(DO THIS) Reproduce the listing below line for line, keeping every character unchanged.
+ + + + +
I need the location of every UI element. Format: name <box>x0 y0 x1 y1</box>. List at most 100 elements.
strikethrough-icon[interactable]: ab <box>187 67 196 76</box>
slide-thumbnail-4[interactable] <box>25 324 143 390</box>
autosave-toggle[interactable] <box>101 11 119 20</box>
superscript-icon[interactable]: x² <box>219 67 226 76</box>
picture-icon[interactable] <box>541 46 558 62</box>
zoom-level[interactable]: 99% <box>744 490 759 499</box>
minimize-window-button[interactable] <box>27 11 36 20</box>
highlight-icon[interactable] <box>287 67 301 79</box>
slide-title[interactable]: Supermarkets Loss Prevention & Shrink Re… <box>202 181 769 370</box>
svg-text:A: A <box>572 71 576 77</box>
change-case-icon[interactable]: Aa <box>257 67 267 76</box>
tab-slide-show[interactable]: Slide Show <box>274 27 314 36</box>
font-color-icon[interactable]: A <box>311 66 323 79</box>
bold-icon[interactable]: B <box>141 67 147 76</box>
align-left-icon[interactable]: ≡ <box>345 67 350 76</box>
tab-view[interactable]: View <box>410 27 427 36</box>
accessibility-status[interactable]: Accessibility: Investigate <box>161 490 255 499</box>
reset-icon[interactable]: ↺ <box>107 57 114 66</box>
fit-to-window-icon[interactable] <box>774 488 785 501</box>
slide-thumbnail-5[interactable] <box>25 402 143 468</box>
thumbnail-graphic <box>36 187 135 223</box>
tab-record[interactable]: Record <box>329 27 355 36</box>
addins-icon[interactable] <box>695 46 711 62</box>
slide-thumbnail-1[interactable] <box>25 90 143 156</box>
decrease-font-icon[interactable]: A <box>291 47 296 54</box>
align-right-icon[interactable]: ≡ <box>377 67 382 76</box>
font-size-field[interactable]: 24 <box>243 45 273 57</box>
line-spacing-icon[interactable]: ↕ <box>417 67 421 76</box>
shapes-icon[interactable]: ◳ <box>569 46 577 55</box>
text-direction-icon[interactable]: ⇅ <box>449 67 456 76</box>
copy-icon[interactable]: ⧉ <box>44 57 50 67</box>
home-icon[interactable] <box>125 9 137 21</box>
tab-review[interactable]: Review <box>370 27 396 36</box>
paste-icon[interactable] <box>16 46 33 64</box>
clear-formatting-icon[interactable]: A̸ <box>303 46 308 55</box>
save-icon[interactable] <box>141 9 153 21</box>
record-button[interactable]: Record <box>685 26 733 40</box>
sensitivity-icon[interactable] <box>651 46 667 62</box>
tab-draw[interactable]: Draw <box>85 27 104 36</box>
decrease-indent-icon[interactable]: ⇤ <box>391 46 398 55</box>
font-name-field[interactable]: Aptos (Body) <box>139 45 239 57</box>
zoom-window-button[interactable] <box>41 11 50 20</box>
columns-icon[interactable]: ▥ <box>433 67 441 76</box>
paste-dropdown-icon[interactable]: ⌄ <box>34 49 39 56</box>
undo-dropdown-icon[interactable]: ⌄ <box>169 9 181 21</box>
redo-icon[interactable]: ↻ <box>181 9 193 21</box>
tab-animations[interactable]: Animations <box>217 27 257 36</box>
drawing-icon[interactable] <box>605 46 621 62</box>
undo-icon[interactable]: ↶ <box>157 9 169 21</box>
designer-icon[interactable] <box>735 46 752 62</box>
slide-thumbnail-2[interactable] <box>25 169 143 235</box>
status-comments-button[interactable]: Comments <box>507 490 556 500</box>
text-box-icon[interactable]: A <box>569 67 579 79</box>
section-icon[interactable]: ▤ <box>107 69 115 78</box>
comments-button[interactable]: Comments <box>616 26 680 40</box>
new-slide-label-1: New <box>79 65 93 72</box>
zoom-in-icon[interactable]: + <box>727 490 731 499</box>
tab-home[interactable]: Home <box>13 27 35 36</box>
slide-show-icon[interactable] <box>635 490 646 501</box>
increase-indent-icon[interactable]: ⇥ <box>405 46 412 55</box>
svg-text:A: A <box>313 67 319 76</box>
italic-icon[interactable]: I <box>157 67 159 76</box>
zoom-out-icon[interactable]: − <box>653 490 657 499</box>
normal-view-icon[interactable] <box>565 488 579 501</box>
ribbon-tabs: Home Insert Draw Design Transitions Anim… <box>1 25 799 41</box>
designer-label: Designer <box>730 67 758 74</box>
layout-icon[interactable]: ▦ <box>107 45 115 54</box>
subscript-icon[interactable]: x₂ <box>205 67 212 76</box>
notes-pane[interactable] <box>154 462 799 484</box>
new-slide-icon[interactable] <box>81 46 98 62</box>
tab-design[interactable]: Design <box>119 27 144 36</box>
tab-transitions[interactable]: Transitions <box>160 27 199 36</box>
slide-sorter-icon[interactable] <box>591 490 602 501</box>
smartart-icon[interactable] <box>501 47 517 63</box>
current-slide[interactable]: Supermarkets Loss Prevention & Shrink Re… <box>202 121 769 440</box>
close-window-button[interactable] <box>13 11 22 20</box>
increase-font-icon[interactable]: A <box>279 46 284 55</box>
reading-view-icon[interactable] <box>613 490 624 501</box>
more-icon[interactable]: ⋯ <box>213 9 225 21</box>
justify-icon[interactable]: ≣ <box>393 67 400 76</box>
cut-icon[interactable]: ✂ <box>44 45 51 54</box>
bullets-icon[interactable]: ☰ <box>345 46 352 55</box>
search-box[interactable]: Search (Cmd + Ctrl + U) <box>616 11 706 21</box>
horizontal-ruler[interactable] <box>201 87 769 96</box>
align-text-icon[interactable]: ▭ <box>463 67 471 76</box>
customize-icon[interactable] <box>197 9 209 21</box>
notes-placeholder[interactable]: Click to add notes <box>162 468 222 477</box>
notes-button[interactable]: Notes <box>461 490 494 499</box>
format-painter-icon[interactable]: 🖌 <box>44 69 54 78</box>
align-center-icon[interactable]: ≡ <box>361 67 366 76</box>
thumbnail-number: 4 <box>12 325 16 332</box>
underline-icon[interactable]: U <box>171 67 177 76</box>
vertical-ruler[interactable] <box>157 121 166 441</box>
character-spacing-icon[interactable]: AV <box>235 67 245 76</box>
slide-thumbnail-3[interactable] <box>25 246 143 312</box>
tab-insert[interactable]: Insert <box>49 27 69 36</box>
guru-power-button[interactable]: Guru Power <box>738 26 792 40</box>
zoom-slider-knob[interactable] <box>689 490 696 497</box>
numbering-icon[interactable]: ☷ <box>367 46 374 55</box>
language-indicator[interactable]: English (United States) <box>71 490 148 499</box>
+ + + + +
(FULL SOLUTION)
I need the location of every UI element. Format: name <box>x0 y0 x1 y1</box>. List at most 100 elements.
strikethrough-icon[interactable]: ab <box>187 67 196 76</box>
slide-thumbnail-4[interactable] <box>25 324 143 390</box>
autosave-toggle[interactable] <box>101 11 119 20</box>
superscript-icon[interactable]: x² <box>219 67 226 76</box>
picture-icon[interactable] <box>541 46 558 62</box>
zoom-level[interactable]: 99% <box>744 490 759 499</box>
minimize-window-button[interactable] <box>27 11 36 20</box>
highlight-icon[interactable] <box>287 67 301 79</box>
slide-title[interactable]: Supermarkets Loss Prevention & Shrink Re… <box>202 181 769 370</box>
svg-text:A: A <box>572 71 576 77</box>
change-case-icon[interactable]: Aa <box>257 67 267 76</box>
tab-slide-show[interactable]: Slide Show <box>274 27 314 36</box>
font-color-icon[interactable]: A <box>311 66 323 79</box>
bold-icon[interactable]: B <box>141 67 147 76</box>
align-left-icon[interactable]: ≡ <box>345 67 350 76</box>
tab-view[interactable]: View <box>410 27 427 36</box>
accessibility-status[interactable]: Accessibility: Investigate <box>161 490 255 499</box>
reset-icon[interactable]: ↺ <box>107 57 114 66</box>
fit-to-window-icon[interactable] <box>774 488 785 501</box>
slide-thumbnail-5[interactable] <box>25 402 143 468</box>
thumbnail-graphic <box>36 187 135 223</box>
tab-record[interactable]: Record <box>329 27 355 36</box>
addins-icon[interactable] <box>695 46 711 62</box>
slide-thumbnail-1[interactable] <box>25 90 143 156</box>
decrease-font-icon[interactable]: A <box>291 47 296 54</box>
align-right-icon[interactable]: ≡ <box>377 67 382 76</box>
font-size-field[interactable]: 24 <box>243 45 273 57</box>
line-spacing-icon[interactable]: ↕ <box>417 67 421 76</box>
shapes-icon[interactable]: ◳ <box>569 46 577 55</box>
text-direction-icon[interactable]: ⇅ <box>449 67 456 76</box>
copy-icon[interactable]: ⧉ <box>44 57 50 67</box>
home-icon[interactable] <box>125 9 137 21</box>
tab-review[interactable]: Review <box>370 27 396 36</box>
paste-icon[interactable] <box>16 46 33 64</box>
clear-formatting-icon[interactable]: A̸ <box>303 46 308 55</box>
save-icon[interactable] <box>141 9 153 21</box>
record-button[interactable]: Record <box>685 26 733 40</box>
sensitivity-icon[interactable] <box>651 46 667 62</box>
tab-draw[interactable]: Draw <box>85 27 104 36</box>
decrease-indent-icon[interactable]: ⇤ <box>391 46 398 55</box>
font-name-field[interactable]: Aptos (Body) <box>139 45 239 57</box>
zoom-window-button[interactable] <box>41 11 50 20</box>
columns-icon[interactable]: ▥ <box>433 67 441 76</box>
paste-dropdown-icon[interactable]: ⌄ <box>34 49 39 56</box>
undo-dropdown-icon[interactable]: ⌄ <box>169 9 181 21</box>
redo-icon[interactable]: ↻ <box>181 9 193 21</box>
tab-animations[interactable]: Animations <box>217 27 257 36</box>
drawing-icon[interactable] <box>605 46 621 62</box>
undo-icon[interactable]: ↶ <box>157 9 169 21</box>
designer-icon[interactable] <box>735 46 752 62</box>
slide-thumbnail-2[interactable] <box>25 169 143 235</box>
status-comments-button[interactable]: Comments <box>507 490 556 500</box>
text-box-icon[interactable]: A <box>569 67 579 79</box>
section-icon[interactable]: ▤ <box>107 69 115 78</box>
comments-button[interactable]: Comments <box>616 26 680 40</box>
new-slide-label-1: New <box>79 65 93 72</box>
zoom-in-icon[interactable]: + <box>727 490 731 499</box>
tab-home[interactable]: Home <box>13 27 35 36</box>
slide-show-icon[interactable] <box>635 490 646 501</box>
increase-indent-icon[interactable]: ⇥ <box>405 46 412 55</box>
svg-text:A: A <box>313 67 319 76</box>
italic-icon[interactable]: I <box>157 67 159 76</box>
zoom-out-icon[interactable]: − <box>653 490 657 499</box>
normal-view-icon[interactable] <box>565 488 579 501</box>
ribbon-tabs: Home Insert Draw Design Transitions Anim… <box>1 25 799 41</box>
designer-label: Designer <box>730 67 758 74</box>
layout-icon[interactable]: ▦ <box>107 45 115 54</box>
subscript-icon[interactable]: x₂ <box>205 67 212 76</box>
notes-pane[interactable] <box>154 462 799 484</box>
new-slide-icon[interactable] <box>81 46 98 62</box>
tab-design[interactable]: Design <box>119 27 144 36</box>
tab-transitions[interactable]: Transitions <box>160 27 199 36</box>
slide-sorter-icon[interactable] <box>591 490 602 501</box>
smartart-icon[interactable] <box>501 47 517 63</box>
current-slide[interactable]: Supermarkets Loss Prevention & Shrink Re… <box>202 121 769 440</box>
close-window-button[interactable] <box>13 11 22 20</box>
increase-font-icon[interactable]: A <box>279 46 284 55</box>
reading-view-icon[interactable] <box>613 490 624 501</box>
more-icon[interactable]: ⋯ <box>213 9 225 21</box>
justify-icon[interactable]: ≣ <box>393 67 400 76</box>
cut-icon[interactable]: ✂ <box>44 45 51 54</box>
bullets-icon[interactable]: ☰ <box>345 46 352 55</box>
search-box[interactable]: Search (Cmd + Ctrl + U) <box>616 11 706 21</box>
horizontal-ruler[interactable] <box>201 87 769 96</box>
align-text-icon[interactable]: ▭ <box>463 67 471 76</box>
customize-icon[interactable] <box>197 9 209 21</box>
notes-placeholder[interactable]: Click to add notes <box>162 468 222 477</box>
notes-button[interactable]: Notes <box>461 490 494 499</box>
format-painter-icon[interactable]: 🖌 <box>44 69 54 78</box>
align-center-icon[interactable]: ≡ <box>361 67 366 76</box>
thumbnail-number: 4 <box>12 325 16 332</box>
underline-icon[interactable]: U <box>171 67 177 76</box>
vertical-ruler[interactable] <box>157 121 166 441</box>
character-spacing-icon[interactable]: AV <box>235 67 245 76</box>
slide-thumbnail-3[interactable] <box>25 246 143 312</box>
tab-insert[interactable]: Insert <box>49 27 69 36</box>
guru-power-button[interactable]: Guru Power <box>738 26 792 40</box>
zoom-slider-knob[interactable] <box>689 490 696 497</box>
numbering-icon[interactable]: ☷ <box>367 46 374 55</box>
language-indicator[interactable]: English (United States) <box>71 490 148 499</box>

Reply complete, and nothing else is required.